YOUR TASK: Of the lines in these entries, how many contain the string "puede"? Give the number and nothing else.

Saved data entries
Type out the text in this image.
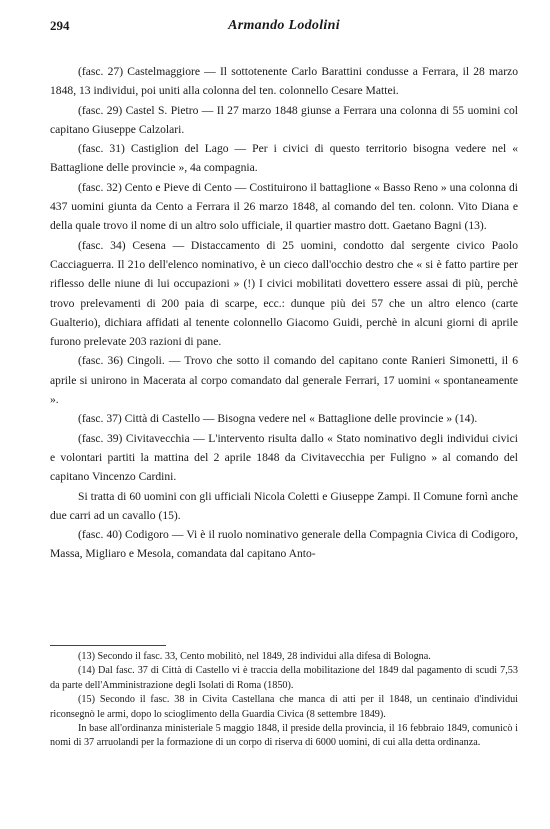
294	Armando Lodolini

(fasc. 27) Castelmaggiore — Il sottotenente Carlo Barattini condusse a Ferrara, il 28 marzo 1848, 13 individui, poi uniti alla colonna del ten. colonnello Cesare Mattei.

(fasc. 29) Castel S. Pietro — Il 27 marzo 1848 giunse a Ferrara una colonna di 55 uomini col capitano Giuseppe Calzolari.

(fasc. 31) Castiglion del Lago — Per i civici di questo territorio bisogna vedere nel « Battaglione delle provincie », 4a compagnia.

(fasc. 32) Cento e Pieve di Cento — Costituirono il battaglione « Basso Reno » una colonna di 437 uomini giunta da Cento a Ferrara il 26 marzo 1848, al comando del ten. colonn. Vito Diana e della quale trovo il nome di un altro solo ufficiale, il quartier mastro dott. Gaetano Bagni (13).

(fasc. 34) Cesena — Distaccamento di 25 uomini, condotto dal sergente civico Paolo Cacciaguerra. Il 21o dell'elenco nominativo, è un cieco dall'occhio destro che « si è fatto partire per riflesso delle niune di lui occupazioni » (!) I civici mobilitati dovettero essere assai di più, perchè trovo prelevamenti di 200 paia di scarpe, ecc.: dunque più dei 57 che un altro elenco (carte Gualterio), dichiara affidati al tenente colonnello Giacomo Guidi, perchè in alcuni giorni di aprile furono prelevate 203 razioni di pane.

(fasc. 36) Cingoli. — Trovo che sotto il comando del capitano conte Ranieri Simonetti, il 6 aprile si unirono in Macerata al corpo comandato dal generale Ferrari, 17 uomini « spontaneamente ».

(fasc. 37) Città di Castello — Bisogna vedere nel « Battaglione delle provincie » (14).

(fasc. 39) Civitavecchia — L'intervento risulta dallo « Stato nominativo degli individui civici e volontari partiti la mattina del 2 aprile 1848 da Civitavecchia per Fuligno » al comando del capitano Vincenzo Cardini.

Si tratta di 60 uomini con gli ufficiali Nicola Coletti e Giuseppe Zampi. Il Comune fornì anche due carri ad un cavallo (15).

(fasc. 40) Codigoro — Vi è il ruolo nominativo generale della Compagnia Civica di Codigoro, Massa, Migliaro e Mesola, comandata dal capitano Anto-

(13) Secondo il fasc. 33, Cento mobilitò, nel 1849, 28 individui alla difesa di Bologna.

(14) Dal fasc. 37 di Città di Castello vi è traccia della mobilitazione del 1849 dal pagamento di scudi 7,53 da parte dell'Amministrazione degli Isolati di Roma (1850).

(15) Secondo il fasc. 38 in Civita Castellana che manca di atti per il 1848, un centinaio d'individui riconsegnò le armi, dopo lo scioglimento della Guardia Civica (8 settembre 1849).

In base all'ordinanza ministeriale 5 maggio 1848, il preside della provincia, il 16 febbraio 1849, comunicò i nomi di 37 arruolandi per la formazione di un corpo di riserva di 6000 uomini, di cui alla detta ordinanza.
---
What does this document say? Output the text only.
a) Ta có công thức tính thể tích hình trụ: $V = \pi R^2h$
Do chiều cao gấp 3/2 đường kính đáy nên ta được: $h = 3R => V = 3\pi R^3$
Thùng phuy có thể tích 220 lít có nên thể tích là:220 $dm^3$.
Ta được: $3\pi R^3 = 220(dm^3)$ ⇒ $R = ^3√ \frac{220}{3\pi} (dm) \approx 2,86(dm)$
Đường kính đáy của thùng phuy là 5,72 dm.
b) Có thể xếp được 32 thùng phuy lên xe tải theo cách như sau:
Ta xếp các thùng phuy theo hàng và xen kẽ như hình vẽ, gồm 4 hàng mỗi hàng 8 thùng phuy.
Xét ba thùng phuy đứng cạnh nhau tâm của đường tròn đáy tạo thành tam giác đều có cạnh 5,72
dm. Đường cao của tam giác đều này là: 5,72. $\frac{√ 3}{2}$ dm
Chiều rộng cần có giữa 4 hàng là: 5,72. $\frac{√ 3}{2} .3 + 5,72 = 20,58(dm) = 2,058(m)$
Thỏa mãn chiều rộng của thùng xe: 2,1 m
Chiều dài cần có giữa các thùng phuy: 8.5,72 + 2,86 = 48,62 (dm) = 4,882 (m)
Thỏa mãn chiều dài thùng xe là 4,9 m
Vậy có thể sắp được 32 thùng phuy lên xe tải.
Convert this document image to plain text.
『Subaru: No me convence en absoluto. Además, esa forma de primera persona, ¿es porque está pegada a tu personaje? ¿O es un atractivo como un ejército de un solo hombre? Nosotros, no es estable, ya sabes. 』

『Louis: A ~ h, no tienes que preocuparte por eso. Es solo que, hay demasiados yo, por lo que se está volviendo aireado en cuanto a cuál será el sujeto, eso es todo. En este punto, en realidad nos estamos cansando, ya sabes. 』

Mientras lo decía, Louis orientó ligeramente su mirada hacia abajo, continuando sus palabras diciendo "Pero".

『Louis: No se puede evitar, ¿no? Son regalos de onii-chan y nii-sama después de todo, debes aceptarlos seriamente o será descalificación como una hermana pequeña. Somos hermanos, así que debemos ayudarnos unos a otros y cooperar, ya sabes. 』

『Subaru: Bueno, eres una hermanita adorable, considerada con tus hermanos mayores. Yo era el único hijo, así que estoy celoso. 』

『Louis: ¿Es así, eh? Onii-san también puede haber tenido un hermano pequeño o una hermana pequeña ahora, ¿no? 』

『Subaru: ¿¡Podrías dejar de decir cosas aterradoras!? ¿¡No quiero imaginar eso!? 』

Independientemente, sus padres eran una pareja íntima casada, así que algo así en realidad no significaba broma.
...
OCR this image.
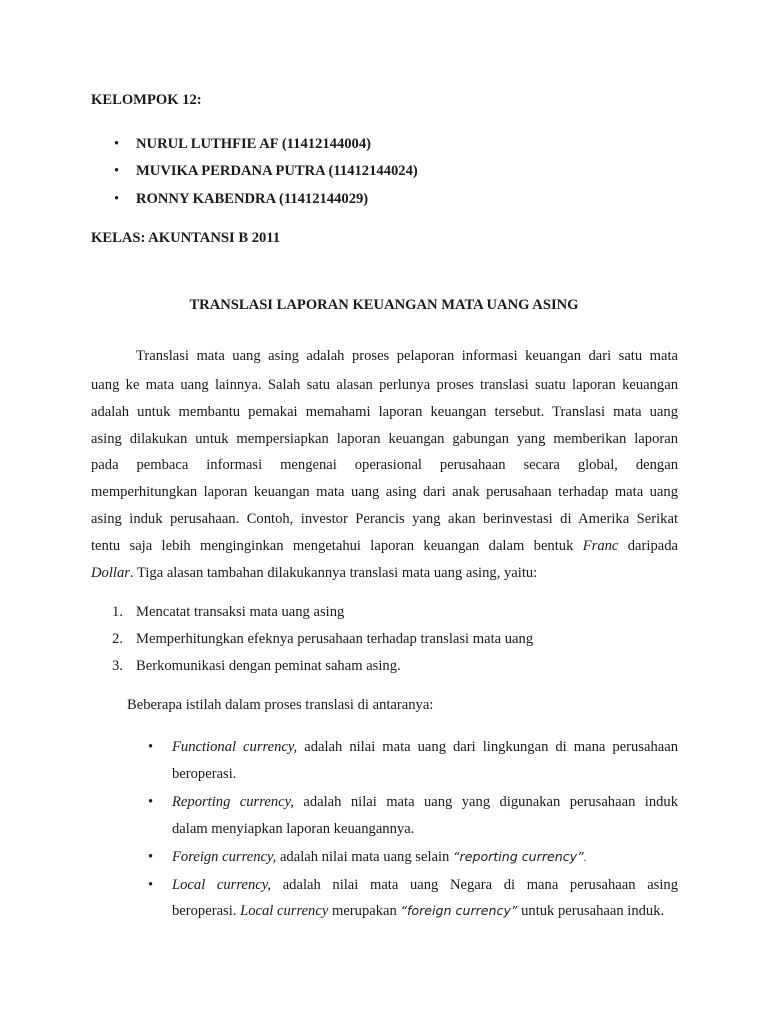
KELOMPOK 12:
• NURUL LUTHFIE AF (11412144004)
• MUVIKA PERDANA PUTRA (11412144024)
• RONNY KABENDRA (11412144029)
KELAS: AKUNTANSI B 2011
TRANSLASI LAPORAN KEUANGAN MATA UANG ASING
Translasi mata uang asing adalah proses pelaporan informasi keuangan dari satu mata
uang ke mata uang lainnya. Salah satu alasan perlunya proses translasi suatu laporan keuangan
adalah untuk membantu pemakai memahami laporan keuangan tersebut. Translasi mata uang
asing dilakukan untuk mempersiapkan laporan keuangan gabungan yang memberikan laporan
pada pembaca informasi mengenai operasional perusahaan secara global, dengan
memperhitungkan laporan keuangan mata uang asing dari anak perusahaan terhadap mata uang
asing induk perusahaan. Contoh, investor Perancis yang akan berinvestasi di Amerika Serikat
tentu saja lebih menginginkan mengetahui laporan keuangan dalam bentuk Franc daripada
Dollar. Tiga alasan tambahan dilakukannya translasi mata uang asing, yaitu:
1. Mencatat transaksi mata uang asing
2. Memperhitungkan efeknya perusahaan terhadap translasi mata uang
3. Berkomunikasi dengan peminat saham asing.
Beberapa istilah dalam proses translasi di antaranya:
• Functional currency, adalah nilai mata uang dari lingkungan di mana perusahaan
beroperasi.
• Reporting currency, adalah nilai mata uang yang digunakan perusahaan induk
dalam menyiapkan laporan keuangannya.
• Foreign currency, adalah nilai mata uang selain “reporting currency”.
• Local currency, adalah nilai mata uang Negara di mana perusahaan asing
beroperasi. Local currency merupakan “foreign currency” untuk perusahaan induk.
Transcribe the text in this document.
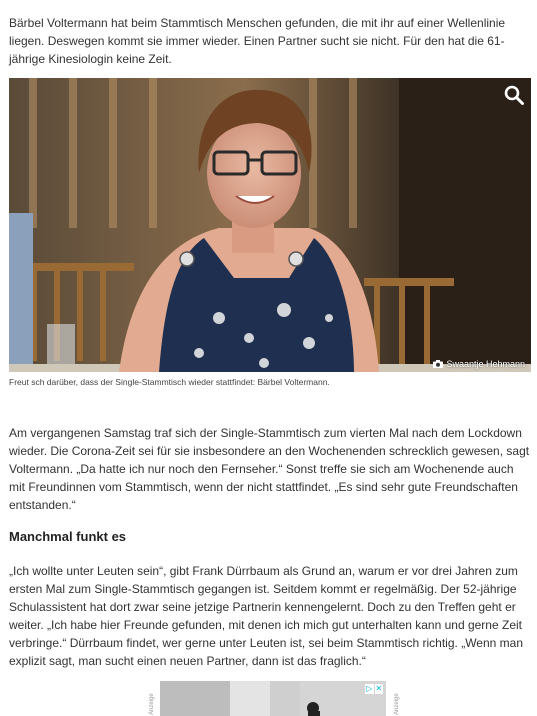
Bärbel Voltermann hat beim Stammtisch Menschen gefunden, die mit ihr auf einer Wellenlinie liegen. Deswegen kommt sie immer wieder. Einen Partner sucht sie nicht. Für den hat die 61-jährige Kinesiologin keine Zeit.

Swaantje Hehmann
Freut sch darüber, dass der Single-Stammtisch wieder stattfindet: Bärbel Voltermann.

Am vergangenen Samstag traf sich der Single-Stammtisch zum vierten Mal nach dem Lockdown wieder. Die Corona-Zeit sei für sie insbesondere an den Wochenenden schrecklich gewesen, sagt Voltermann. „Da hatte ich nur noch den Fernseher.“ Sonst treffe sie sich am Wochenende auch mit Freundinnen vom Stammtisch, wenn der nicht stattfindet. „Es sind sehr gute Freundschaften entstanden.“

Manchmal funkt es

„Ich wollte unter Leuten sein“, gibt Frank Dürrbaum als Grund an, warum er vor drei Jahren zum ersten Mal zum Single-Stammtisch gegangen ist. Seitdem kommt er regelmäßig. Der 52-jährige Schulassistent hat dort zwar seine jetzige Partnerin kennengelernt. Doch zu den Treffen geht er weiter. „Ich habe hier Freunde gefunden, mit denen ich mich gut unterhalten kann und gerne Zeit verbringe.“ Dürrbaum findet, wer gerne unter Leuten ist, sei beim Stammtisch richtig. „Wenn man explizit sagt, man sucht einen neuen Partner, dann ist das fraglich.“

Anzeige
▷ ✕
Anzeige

TASK RESULT: 2